Nothing should be left out: output all of the entries exactly.
— Begin Raw records —
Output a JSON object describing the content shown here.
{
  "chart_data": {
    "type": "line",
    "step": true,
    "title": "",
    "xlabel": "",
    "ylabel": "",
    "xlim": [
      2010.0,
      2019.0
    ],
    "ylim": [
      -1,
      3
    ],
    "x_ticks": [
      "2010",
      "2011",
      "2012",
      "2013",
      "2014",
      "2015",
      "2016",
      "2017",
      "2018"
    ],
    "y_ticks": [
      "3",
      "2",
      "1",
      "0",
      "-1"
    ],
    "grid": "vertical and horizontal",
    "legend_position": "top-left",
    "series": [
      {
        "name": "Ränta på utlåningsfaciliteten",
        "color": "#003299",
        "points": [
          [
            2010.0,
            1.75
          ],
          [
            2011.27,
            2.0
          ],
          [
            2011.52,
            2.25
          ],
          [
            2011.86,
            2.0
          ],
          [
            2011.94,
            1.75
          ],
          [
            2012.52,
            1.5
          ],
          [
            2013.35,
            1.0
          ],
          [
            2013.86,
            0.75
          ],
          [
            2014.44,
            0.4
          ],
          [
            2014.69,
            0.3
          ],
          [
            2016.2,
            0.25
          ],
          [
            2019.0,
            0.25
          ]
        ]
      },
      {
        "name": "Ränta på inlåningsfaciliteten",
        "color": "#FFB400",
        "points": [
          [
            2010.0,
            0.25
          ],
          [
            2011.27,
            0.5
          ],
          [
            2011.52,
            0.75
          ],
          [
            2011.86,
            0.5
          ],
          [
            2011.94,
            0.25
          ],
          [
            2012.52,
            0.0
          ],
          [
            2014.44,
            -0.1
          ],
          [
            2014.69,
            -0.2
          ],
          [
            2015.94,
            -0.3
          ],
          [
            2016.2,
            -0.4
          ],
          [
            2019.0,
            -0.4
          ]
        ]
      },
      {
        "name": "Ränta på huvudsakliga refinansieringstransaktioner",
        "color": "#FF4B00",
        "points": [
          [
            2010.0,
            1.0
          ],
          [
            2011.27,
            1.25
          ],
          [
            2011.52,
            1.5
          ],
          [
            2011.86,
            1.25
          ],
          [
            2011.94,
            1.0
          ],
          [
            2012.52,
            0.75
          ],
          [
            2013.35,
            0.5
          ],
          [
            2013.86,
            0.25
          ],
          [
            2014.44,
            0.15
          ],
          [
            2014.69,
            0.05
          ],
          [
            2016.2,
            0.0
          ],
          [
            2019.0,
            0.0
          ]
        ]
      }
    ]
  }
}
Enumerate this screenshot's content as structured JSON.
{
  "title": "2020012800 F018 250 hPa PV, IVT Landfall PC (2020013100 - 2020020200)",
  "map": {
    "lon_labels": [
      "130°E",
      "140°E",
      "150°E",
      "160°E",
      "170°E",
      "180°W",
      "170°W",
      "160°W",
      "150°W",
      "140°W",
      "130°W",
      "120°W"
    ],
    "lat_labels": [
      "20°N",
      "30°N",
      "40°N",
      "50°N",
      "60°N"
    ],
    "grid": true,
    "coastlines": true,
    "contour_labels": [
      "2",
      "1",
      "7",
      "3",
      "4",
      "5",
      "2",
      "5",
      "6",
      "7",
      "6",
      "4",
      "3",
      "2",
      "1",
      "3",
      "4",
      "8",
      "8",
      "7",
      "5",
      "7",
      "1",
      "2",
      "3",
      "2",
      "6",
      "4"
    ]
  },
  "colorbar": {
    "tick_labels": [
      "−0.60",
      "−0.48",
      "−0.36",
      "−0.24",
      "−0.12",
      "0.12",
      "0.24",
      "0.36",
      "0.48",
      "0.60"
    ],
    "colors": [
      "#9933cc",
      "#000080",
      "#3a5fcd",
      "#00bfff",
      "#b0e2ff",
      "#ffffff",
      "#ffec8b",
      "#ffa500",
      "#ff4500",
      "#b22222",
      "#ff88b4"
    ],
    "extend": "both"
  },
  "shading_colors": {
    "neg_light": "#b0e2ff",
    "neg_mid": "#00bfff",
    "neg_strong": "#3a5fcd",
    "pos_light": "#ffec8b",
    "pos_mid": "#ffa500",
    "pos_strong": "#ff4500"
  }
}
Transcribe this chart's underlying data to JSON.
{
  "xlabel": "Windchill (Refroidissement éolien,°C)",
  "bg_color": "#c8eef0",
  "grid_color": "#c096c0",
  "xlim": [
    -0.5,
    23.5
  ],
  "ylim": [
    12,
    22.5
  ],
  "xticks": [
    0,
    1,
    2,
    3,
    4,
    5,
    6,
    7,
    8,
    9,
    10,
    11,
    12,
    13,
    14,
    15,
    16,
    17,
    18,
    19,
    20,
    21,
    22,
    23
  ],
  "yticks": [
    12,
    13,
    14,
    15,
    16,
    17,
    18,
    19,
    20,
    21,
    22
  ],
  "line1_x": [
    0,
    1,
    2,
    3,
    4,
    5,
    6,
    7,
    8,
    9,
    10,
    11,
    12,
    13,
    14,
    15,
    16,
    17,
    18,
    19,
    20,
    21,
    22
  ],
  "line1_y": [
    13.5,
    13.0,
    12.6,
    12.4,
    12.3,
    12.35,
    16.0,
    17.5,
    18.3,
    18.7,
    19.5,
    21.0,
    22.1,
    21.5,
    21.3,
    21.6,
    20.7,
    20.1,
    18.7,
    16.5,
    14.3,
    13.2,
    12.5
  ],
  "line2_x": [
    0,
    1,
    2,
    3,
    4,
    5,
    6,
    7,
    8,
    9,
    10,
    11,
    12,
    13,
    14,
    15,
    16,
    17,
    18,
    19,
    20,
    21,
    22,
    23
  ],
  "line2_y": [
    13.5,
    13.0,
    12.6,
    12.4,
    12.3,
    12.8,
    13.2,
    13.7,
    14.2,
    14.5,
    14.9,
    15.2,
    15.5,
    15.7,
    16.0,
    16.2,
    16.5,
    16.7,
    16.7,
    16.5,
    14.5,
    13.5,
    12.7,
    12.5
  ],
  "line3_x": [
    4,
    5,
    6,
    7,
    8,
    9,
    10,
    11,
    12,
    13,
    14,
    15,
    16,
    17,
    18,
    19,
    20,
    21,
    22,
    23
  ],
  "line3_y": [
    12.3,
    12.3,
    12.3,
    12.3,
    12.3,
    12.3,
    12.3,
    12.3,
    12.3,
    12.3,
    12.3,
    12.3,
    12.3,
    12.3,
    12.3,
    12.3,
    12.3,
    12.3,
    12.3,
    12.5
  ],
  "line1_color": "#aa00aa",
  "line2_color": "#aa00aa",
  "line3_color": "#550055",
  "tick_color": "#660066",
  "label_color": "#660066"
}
— End Raw records —
Answer for this exercise:
Output a JSON object describing the content shown here.
{
  "chart_data": {
    "type": "line",
    "step": true,
    "title": "",
    "xlabel": "",
    "ylabel": "",
    "xlim": [
      2010.0,
      2019.0
    ],
    "ylim": [
      -1,
      3
    ],
    "x_ticks": [
      "2010",
      "2011",
      "2012",
      "2013",
      "2014",
      "2015",
      "2016",
      "2017",
      "2018"
    ],
    "y_ticks": [
      "3",
      "2",
      "1",
      "0",
      "-1"
    ],
    "grid": "vertical and horizontal",
    "legend_position": "top-left",
    "series": [
      {
        "name": "Ränta på utlåningsfaciliteten",
        "color": "#003299",
        "points": [
          [
            2010.0,
            1.75
          ],
          [
            2011.27,
            2.0
          ],
          [
            2011.52,
            2.25
          ],
          [
            2011.86,
            2.0
          ],
          [
            2011.94,
            1.75
          ],
          [
            2012.52,
            1.5
          ],
          [
            2013.35,
            1.0
          ],
          [
            2013.86,
            0.75
          ],
          [
            2014.44,
            0.4
          ],
          [
            2014.69,
            0.3
          ],
          [
            2016.2,
            0.25
          ],
          [
            2019.0,
            0.25
          ]
        ]
      },
      {
        "name": "Ränta på inlåningsfaciliteten",
        "color": "#FFB400",
        "points": [
          [
            2010.0,
            0.25
          ],
          [
            2011.27,
            0.5
          ],
          [
            2011.52,
            0.75
          ],
          [
            2011.86,
            0.5
          ],
          [
            2011.94,
            0.25
          ],
          [
            2012.52,
            0.0
          ],
          [
            2014.44,
            -0.1
          ],
          [
            2014.69,
            -0.2
          ],
          [
            2015.94,
            -0.3
          ],
          [
            2016.2,
            -0.4
          ],
          [
            2019.0,
            -0.4
          ]
        ]
      },
      {
        "name": "Ränta på huvudsakliga refinansieringstransaktioner",
        "color": "#FF4B00",
        "points": [
          [
            2010.0,
            1.0
          ],
          [
            2011.27,
            1.25
          ],
          [
            2011.52,
            1.5
          ],
          [
            2011.86,
            1.25
          ],
          [
            2011.94,
            1.0
          ],
          [
            2012.52,
            0.75
          ],
          [
            2013.35,
            0.5
          ],
          [
            2013.86,
            0.25
          ],
          [
            2014.44,
            0.15
          ],
          [
            2014.69,
            0.05
          ],
          [
            2016.2,
            0.0
          ],
          [
            2019.0,
            0.0
          ]
        ]
      }
    ]
  }
}
Enumerate this screenshot's content as structured JSON.
{
  "title": "2020012800 F018 250 hPa PV, IVT Landfall PC (2020013100 - 2020020200)",
  "map": {
    "lon_labels": [
      "130°E",
      "140°E",
      "150°E",
      "160°E",
      "170°E",
      "180°W",
      "170°W",
      "160°W",
      "150°W",
      "140°W",
      "130°W",
      "120°W"
    ],
    "lat_labels": [
      "20°N",
      "30°N",
      "40°N",
      "50°N",
      "60°N"
    ],
    "grid": true,
    "coastlines": true,
    "contour_labels": [
      "2",
      "1",
      "7",
      "3",
      "4",
      "5",
      "2",
      "5",
      "6",
      "7",
      "6",
      "4",
      "3",
      "2",
      "1",
      "3",
      "4",
      "8",
      "8",
      "7",
      "5",
      "7",
      "1",
      "2",
      "3",
      "2",
      "6",
      "4"
    ]
  },
  "colorbar": {
    "tick_labels": [
      "−0.60",
      "−0.48",
      "−0.36",
      "−0.24",
      "−0.12",
      "0.12",
      "0.24",
      "0.36",
      "0.48",
      "0.60"
    ],
    "colors": [
      "#9933cc",
      "#000080",
      "#3a5fcd",
      "#00bfff",
      "#b0e2ff",
      "#ffffff",
      "#ffec8b",
      "#ffa500",
      "#ff4500",
      "#b22222",
      "#ff88b4"
    ],
    "extend": "both"
  },
  "shading_colors": {
    "neg_light": "#b0e2ff",
    "neg_mid": "#00bfff",
    "neg_strong": "#3a5fcd",
    "pos_light": "#ffec8b",
    "pos_mid": "#ffa500",
    "pos_strong": "#ff4500"
  }
}
Transcribe this chart's underlying data to JSON.
{
  "xlabel": "Windchill (Refroidissement éolien,°C)",
  "bg_color": "#c8eef0",
  "grid_color": "#c096c0",
  "xlim": [
    -0.5,
    23.5
  ],
  "ylim": [
    12,
    22.5
  ],
  "xticks": [
    0,
    1,
    2,
    3,
    4,
    5,
    6,
    7,
    8,
    9,
    10,
    11,
    12,
    13,
    14,
    15,
    16,
    17,
    18,
    19,
    20,
    21,
    22,
    23
  ],
  "yticks": [
    12,
    13,
    14,
    15,
    16,
    17,
    18,
    19,
    20,
    21,
    22
  ],
  "line1_x": [
    0,
    1,
    2,
    3,
    4,
    5,
    6,
    7,
    8,
    9,
    10,
    11,
    12,
    13,
    14,
    15,
    16,
    17,
    18,
    19,
    20,
    21,
    22
  ],
  "line1_y": [
    13.5,
    13.0,
    12.6,
    12.4,
    12.3,
    12.35,
    16.0,
    17.5,
    18.3,
    18.7,
    19.5,
    21.0,
    22.1,
    21.5,
    21.3,
    21.6,
    20.7,
    20.1,
    18.7,
    16.5,
    14.3,
    13.2,
    12.5
  ],
  "line2_x": [
    0,
    1,
    2,
    3,
    4,
    5,
    6,
    7,
    8,
    9,
    10,
    11,
    12,
    13,
    14,
    15,
    16,
    17,
    18,
    19,
    20,
    21,
    22,
    23
  ],
  "line2_y": [
    13.5,
    13.0,
    12.6,
    12.4,
    12.3,
    12.8,
    13.2,
    13.7,
    14.2,
    14.5,
    14.9,
    15.2,
    15.5,
    15.7,
    16.0,
    16.2,
    16.5,
    16.7,
    16.7,
    16.5,
    14.5,
    13.5,
    12.7,
    12.5
  ],
  "line3_x": [
    4,
    5,
    6,
    7,
    8,
    9,
    10,
    11,
    12,
    13,
    14,
    15,
    16,
    17,
    18,
    19,
    20,
    21,
    22,
    23
  ],
  "line3_y": [
    12.3,
    12.3,
    12.3,
    12.3,
    12.3,
    12.3,
    12.3,
    12.3,
    12.3,
    12.3,
    12.3,
    12.3,
    12.3,
    12.3,
    12.3,
    12.3,
    12.3,
    12.3,
    12.3,
    12.5
  ],
  "line1_color": "#aa00aa",
  "line2_color": "#aa00aa",
  "line3_color": "#550055",
  "tick_color": "#660066",
  "label_color": "#660066"
}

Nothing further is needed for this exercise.